(Exercise requirements):
Among the lines below, list those containing the string "Read".
>> START Record extracts
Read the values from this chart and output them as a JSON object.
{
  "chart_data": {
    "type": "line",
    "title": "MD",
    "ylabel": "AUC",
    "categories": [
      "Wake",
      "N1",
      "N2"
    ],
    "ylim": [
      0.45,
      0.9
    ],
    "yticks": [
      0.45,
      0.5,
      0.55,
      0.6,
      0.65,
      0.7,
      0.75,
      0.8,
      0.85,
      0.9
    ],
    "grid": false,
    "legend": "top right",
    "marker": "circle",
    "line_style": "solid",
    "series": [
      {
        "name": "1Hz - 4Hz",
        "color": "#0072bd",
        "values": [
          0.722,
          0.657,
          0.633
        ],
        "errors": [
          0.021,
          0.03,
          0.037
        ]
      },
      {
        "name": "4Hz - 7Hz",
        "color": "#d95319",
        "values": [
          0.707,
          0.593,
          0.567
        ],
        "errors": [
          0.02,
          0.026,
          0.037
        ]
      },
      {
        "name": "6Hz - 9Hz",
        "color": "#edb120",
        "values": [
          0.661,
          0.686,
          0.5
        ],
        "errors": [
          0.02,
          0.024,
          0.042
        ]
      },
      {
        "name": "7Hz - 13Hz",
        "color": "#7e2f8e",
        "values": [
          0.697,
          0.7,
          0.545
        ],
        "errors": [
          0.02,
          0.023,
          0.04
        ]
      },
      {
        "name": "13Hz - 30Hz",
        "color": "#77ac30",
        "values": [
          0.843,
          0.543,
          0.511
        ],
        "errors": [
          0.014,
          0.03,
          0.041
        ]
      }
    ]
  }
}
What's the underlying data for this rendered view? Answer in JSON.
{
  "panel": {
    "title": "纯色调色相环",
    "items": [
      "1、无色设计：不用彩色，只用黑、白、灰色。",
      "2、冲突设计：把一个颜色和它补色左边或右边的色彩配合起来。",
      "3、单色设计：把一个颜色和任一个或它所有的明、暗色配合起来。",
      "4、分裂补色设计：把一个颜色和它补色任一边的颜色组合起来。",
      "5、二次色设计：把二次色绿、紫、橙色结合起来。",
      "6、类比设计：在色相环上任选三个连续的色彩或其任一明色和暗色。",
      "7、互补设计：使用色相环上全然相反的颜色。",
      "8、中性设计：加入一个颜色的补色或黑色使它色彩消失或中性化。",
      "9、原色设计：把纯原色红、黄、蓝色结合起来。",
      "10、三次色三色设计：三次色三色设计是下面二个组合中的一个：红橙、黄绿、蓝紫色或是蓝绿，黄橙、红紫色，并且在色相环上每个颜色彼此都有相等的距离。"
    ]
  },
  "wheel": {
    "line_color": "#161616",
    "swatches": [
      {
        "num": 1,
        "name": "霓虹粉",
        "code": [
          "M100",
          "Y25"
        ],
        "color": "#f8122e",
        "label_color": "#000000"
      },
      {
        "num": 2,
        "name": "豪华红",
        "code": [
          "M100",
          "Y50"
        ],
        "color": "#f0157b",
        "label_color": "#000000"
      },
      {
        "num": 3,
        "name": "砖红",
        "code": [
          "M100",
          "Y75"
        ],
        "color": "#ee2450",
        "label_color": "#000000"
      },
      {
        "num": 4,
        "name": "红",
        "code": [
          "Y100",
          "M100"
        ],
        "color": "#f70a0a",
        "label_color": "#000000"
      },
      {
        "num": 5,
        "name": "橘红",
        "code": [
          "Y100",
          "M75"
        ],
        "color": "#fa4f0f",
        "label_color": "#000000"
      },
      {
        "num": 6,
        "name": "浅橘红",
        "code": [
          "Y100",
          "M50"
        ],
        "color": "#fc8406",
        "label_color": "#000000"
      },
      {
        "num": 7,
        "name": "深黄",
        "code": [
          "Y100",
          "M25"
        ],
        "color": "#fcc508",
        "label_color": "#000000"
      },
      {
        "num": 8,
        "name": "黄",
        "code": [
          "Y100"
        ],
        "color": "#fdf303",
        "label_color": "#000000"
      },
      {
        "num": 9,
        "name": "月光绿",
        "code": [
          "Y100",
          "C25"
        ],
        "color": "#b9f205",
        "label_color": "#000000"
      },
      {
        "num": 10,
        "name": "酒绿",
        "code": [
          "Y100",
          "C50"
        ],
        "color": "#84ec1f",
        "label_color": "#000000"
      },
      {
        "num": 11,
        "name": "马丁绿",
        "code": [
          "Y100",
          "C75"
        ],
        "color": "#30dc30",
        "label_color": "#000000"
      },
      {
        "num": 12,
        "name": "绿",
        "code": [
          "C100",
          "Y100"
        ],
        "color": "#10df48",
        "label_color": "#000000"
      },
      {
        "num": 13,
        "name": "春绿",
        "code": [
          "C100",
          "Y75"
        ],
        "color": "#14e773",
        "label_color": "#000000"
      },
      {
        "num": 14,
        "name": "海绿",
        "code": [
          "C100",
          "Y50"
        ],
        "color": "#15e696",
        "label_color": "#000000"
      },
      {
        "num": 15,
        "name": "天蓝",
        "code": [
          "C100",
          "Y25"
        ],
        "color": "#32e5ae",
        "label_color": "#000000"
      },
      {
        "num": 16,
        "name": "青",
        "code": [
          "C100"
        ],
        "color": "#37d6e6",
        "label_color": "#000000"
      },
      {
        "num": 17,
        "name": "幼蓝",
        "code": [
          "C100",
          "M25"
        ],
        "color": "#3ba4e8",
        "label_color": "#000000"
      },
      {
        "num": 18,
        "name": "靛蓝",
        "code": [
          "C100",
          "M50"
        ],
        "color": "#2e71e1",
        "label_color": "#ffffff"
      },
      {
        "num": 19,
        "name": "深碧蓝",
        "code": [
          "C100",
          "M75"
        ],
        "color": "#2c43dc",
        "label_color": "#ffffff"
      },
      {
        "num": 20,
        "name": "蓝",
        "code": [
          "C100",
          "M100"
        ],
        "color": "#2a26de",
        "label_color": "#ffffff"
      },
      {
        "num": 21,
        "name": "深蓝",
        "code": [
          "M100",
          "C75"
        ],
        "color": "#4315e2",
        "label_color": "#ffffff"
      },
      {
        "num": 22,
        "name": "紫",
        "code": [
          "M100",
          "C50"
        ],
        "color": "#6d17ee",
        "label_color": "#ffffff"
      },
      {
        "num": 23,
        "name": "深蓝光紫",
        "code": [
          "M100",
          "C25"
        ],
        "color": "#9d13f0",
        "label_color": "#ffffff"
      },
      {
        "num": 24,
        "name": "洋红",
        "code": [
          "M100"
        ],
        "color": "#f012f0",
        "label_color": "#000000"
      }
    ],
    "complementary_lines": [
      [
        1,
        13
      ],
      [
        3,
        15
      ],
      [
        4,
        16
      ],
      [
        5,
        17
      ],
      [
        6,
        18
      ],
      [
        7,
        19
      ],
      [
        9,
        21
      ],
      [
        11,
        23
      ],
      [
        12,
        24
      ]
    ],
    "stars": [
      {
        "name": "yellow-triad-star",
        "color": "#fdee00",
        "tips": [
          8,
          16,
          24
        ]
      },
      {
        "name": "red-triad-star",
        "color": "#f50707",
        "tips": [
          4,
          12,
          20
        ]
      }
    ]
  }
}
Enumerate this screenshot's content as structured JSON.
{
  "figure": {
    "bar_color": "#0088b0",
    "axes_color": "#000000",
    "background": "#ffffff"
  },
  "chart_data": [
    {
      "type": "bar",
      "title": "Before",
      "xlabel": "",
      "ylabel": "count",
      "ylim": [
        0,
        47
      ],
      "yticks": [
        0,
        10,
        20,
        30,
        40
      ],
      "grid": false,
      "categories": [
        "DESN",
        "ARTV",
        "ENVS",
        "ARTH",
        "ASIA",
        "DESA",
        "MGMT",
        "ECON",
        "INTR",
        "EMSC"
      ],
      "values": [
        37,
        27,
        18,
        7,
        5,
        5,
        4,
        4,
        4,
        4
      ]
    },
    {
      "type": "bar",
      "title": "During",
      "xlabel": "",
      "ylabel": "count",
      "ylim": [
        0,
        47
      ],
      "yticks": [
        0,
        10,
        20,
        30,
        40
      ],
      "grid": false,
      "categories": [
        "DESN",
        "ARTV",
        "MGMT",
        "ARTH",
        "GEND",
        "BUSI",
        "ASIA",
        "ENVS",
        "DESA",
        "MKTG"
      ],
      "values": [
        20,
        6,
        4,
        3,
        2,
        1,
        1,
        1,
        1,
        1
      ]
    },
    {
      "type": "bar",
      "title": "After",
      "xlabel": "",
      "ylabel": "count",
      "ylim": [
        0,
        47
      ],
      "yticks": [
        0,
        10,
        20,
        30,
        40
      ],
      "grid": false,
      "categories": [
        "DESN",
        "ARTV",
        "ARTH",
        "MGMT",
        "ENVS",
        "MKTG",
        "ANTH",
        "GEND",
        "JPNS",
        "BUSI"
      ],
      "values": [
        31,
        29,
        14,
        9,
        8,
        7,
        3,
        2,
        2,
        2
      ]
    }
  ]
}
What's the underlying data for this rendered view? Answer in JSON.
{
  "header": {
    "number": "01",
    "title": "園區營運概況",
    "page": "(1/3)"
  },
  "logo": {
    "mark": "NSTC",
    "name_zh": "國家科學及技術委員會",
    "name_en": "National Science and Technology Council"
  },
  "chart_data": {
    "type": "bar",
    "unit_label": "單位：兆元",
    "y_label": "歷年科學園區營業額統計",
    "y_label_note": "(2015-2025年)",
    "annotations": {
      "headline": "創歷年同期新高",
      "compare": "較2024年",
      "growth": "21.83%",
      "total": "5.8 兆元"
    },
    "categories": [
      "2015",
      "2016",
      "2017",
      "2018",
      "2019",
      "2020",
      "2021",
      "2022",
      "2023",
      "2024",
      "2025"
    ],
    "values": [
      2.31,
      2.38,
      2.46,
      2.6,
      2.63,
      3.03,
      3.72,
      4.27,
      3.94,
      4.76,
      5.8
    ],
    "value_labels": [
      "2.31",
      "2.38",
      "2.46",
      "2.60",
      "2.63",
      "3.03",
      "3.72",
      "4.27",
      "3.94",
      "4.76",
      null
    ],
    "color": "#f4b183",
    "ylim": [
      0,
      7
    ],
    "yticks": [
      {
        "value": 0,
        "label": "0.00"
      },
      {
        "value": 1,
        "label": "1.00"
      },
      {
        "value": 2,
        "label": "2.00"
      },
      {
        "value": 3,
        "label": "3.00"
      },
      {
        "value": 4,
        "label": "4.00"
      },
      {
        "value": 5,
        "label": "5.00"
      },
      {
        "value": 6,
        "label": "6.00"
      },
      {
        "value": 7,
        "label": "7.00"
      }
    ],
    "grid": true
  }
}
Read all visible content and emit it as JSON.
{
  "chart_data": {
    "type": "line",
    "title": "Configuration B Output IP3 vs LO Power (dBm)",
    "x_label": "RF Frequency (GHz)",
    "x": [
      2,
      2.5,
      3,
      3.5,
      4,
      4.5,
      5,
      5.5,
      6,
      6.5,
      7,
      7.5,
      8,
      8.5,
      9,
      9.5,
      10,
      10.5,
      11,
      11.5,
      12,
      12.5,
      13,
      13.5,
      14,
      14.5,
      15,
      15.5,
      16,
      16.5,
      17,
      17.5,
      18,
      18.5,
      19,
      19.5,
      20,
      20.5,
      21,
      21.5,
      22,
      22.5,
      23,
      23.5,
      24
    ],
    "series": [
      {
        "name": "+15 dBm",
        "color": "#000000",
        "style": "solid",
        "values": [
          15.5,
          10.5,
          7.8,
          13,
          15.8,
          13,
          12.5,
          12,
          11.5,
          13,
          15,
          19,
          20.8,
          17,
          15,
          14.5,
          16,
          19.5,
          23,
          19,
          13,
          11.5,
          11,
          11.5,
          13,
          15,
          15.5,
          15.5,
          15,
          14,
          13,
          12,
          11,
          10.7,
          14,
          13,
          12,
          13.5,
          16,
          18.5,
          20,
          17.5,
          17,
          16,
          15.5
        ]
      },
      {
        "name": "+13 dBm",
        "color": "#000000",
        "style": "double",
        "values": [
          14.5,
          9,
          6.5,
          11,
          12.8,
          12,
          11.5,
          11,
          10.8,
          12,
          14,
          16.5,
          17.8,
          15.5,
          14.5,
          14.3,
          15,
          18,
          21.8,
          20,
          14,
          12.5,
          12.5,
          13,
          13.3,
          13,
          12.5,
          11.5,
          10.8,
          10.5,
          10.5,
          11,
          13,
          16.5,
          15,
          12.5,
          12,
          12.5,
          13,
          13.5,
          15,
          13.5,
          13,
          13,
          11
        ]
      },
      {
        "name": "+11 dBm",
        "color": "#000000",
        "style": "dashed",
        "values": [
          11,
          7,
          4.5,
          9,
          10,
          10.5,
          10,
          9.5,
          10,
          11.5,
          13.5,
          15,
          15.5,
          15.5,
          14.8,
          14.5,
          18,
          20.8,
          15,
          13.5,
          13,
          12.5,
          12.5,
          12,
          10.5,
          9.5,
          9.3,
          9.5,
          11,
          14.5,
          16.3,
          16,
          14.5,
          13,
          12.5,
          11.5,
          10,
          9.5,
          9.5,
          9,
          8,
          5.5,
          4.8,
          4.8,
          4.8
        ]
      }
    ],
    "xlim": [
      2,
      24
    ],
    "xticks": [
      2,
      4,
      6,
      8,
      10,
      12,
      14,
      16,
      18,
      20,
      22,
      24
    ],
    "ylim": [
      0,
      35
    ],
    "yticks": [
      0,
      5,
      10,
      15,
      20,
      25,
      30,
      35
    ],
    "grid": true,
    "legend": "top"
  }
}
>> END Record extracts
(Completed task):
Read the values from this chart and output them as a JSON object.
Read all visible content and emit it as JSON.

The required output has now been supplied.